**WHAT IS ASKED**
Each entry below should be echoed exactly, with pictures omitted.

(Collected data)
__________________________________________________
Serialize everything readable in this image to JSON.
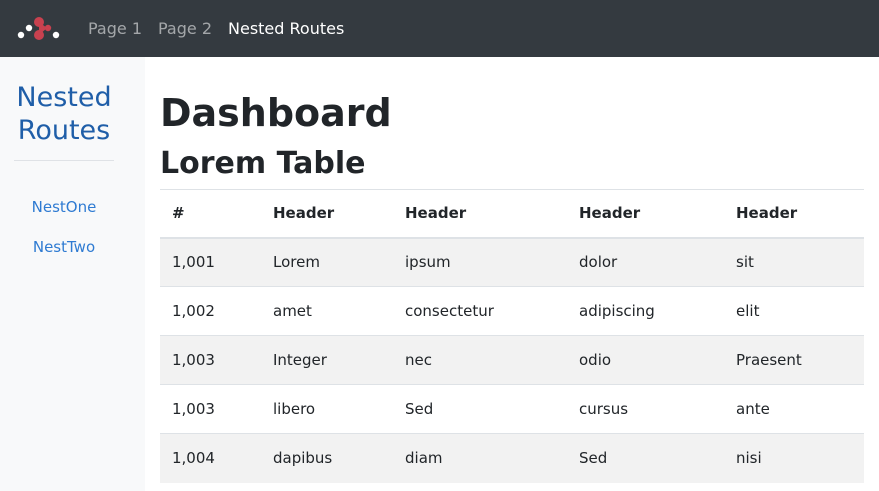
{
  "navbar": {
    "brand_icon": "app-logo-icon",
    "brand_colors": [
      "#ffffff",
      "#c8414f"
    ],
    "links": [
      {
        "label": "Page 1",
        "active": false
      },
      {
        "label": "Page 2",
        "active": false
      },
      {
        "label": "Nested Routes",
        "active": true
      }
    ]
  },
  "sidebar": {
    "title": "Nested Routes",
    "items": [
      {
        "label": "NestOne"
      },
      {
        "label": "NestTwo"
      }
    ]
  },
  "main": {
    "title": "Dashboard",
    "section_title": "Lorem Table",
    "table": {
      "headers": [
        "#",
        "Header",
        "Header",
        "Header",
        "Header"
      ],
      "rows": [
        [
          "1,001",
          "Lorem",
          "ipsum",
          "dolor",
          "sit"
        ],
        [
          "1,002",
          "amet",
          "consectetur",
          "adipiscing",
          "elit"
        ],
        [
          "1,003",
          "Integer",
          "nec",
          "odio",
          "Praesent"
        ],
        [
          "1,003",
          "libero",
          "Sed",
          "cursus",
          "ante"
        ],
        [
          "1,004",
          "dapibus",
          "diam",
          "Sed",
          "nisi"
        ]
      ]
    }
  },
  "colors": {
    "navbar_bg": "#343a40",
    "sidebar_bg": "#f8f9fa",
    "sidebar_title": "#1f5ea8",
    "sidebar_link": "#2f7bd2",
    "stripe": "#f2f2f2"
  }
}
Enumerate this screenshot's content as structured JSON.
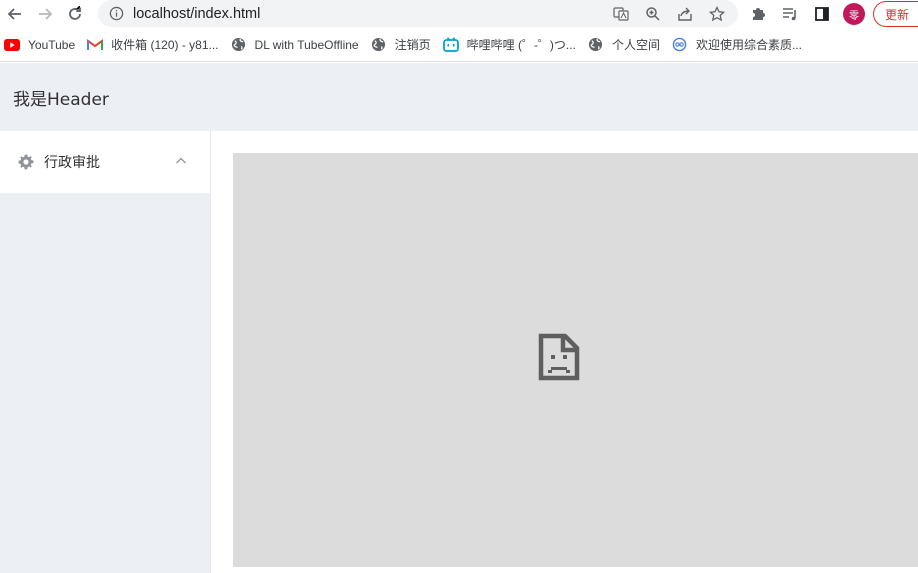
{
  "browser": {
    "url": "localhost/index.html",
    "profile_initial": "零",
    "update_label": "更新",
    "bookmarks": [
      {
        "label": "YouTube",
        "icon": "youtube-icon"
      },
      {
        "label": "收件箱 (120) - y81...",
        "icon": "gmail-icon"
      },
      {
        "label": "DL with TubeOffline",
        "icon": "globe-icon"
      },
      {
        "label": "注销页",
        "icon": "globe-icon"
      },
      {
        "label": "哔哩哔哩 (゜-゜)つ...",
        "icon": "bilibili-icon"
      },
      {
        "label": "个人空间",
        "icon": "globe-icon"
      },
      {
        "label": "欢迎使用综合素质...",
        "icon": "site-icon"
      }
    ]
  },
  "page": {
    "header_title": "我是Header",
    "menu": {
      "submenu_label": "行政审批",
      "expanded": true
    },
    "main": {
      "content_state": "broken-document"
    }
  },
  "colors": {
    "header_bg": "#eceff4",
    "aside_bg": "#eceff4",
    "iframe_bg": "#dcdcdc",
    "update_red": "#d93025",
    "avatar_bg": "#c2185b"
  }
}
__________________________________________________
**COMPLETE ANSWER**
Serialize everything readable in this image to JSON.
{
  "navbar": {
    "brand_icon": "app-logo-icon",
    "brand_colors": [
      "#ffffff",
      "#c8414f"
    ],
    "links": [
      {
        "label": "Page 1",
        "active": false
      },
      {
        "label": "Page 2",
        "active": false
      },
      {
        "label": "Nested Routes",
        "active": true
      }
    ]
  },
  "sidebar": {
    "title": "Nested Routes",
    "items": [
      {
        "label": "NestOne"
      },
      {
        "label": "NestTwo"
      }
    ]
  },
  "main": {
    "title": "Dashboard",
    "section_title": "Lorem Table",
    "table": {
      "headers": [
        "#",
        "Header",
        "Header",
        "Header",
        "Header"
      ],
      "rows": [
        [
          "1,001",
          "Lorem",
          "ipsum",
          "dolor",
          "sit"
        ],
        [
          "1,002",
          "amet",
          "consectetur",
          "adipiscing",
          "elit"
        ],
        [
          "1,003",
          "Integer",
          "nec",
          "odio",
          "Praesent"
        ],
        [
          "1,003",
          "libero",
          "Sed",
          "cursus",
          "ante"
        ],
        [
          "1,004",
          "dapibus",
          "diam",
          "Sed",
          "nisi"
        ]
      ]
    }
  },
  "colors": {
    "navbar_bg": "#343a40",
    "sidebar_bg": "#f8f9fa",
    "sidebar_title": "#1f5ea8",
    "sidebar_link": "#2f7bd2",
    "stripe": "#f2f2f2"
  }
}
Enumerate this screenshot's content as structured JSON.
{
  "browser": {
    "url": "localhost/index.html",
    "profile_initial": "零",
    "update_label": "更新",
    "bookmarks": [
      {
        "label": "YouTube",
        "icon": "youtube-icon"
      },
      {
        "label": "收件箱 (120) - y81...",
        "icon": "gmail-icon"
      },
      {
        "label": "DL with TubeOffline",
        "icon": "globe-icon"
      },
      {
        "label": "注销页",
        "icon": "globe-icon"
      },
      {
        "label": "哔哩哔哩 (゜-゜)つ...",
        "icon": "bilibili-icon"
      },
      {
        "label": "个人空间",
        "icon": "globe-icon"
      },
      {
        "label": "欢迎使用综合素质...",
        "icon": "site-icon"
      }
    ]
  },
  "page": {
    "header_title": "我是Header",
    "menu": {
      "submenu_label": "行政审批",
      "expanded": true
    },
    "main": {
      "content_state": "broken-document"
    }
  },
  "colors": {
    "header_bg": "#eceff4",
    "aside_bg": "#eceff4",
    "iframe_bg": "#dcdcdc",
    "update_red": "#d93025",
    "avatar_bg": "#c2185b"
  }
}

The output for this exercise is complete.